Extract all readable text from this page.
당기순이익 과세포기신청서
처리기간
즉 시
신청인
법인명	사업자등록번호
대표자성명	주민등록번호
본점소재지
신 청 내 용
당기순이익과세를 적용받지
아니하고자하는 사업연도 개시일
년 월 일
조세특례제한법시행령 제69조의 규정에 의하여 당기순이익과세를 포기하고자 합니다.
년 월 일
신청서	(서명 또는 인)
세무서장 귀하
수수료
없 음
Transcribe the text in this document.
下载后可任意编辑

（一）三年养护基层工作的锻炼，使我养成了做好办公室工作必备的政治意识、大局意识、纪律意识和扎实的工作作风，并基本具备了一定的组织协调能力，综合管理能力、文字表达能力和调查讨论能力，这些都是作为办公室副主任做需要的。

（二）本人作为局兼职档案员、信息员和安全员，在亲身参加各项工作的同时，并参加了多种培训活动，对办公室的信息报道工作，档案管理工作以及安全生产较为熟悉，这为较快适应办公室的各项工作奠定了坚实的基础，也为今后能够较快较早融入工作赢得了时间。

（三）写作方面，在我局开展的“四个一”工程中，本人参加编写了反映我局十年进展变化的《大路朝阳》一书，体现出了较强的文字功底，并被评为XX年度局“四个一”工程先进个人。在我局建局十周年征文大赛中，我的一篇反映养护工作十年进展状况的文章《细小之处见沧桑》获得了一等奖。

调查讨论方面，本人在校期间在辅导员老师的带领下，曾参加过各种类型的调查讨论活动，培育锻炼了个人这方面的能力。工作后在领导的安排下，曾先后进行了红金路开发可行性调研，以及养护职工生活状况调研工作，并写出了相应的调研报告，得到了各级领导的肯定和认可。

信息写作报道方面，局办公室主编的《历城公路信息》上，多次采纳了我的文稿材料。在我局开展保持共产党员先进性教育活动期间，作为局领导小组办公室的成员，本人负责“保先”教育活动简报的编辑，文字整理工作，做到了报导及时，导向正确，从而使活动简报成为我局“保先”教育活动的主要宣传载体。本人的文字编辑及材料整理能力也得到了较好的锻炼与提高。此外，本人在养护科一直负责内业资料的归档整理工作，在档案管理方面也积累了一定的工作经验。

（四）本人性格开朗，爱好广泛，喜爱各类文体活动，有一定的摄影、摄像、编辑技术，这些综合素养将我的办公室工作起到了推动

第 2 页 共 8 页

────────────────────────────────────────

Quote each line of the data above exactly as written.

§ **SOLUTION FOR THIS TASK**:
Extract all readable text from this page.
당기순이익 과세포기신청서
처리기간
즉 시
신청인
법인명	사업자등록번호
대표자성명	주민등록번호
본점소재지
신 청 내 용
당기순이익과세를 적용받지
아니하고자하는 사업연도 개시일
년 월 일
조세특례제한법시행령 제69조의 규정에 의하여 당기순이익과세를 포기하고자 합니다.
년 월 일
신청서	(서명 또는 인)
세무서장 귀하
수수료
없 음
Transcribe the text in this document.
下载后可任意编辑

（一）三年养护基层工作的锻炼，使我养成了做好办公室工作必备的政治意识、大局意识、纪律意识和扎实的工作作风，并基本具备了一定的组织协调能力，综合管理能力、文字表达能力和调查讨论能力，这些都是作为办公室副主任做需要的。

（二）本人作为局兼职档案员、信息员和安全员，在亲身参加各项工作的同时，并参加了多种培训活动，对办公室的信息报道工作，档案管理工作以及安全生产较为熟悉，这为较快适应办公室的各项工作奠定了坚实的基础，也为今后能够较快较早融入工作赢得了时间。

（三）写作方面，在我局开展的“四个一”工程中，本人参加编写了反映我局十年进展变化的《大路朝阳》一书，体现出了较强的文字功底，并被评为XX年度局“四个一”工程先进个人。在我局建局十周年征文大赛中，我的一篇反映养护工作十年进展状况的文章《细小之处见沧桑》获得了一等奖。

调查讨论方面，本人在校期间在辅导员老师的带领下，曾参加过各种类型的调查讨论活动，培育锻炼了个人这方面的能力。工作后在领导的安排下，曾先后进行了红金路开发可行性调研，以及养护职工生活状况调研工作，并写出了相应的调研报告，得到了各级领导的肯定和认可。

信息写作报道方面，局办公室主编的《历城公路信息》上，多次采纳了我的文稿材料。在我局开展保持共产党员先进性教育活动期间，作为局领导小组办公室的成员，本人负责“保先”教育活动简报的编辑，文字整理工作，做到了报导及时，导向正确，从而使活动简报成为我局“保先”教育活动的主要宣传载体。本人的文字编辑及材料整理能力也得到了较好的锻炼与提高。此外，本人在养护科一直负责内业资料的归档整理工作，在档案管理方面也积累了一定的工作经验。

（四）本人性格开朗，爱好广泛，喜爱各类文体活动，有一定的摄影、摄像、编辑技术，这些综合素养将我的办公室工作起到了推动

第 2 页 共 8 页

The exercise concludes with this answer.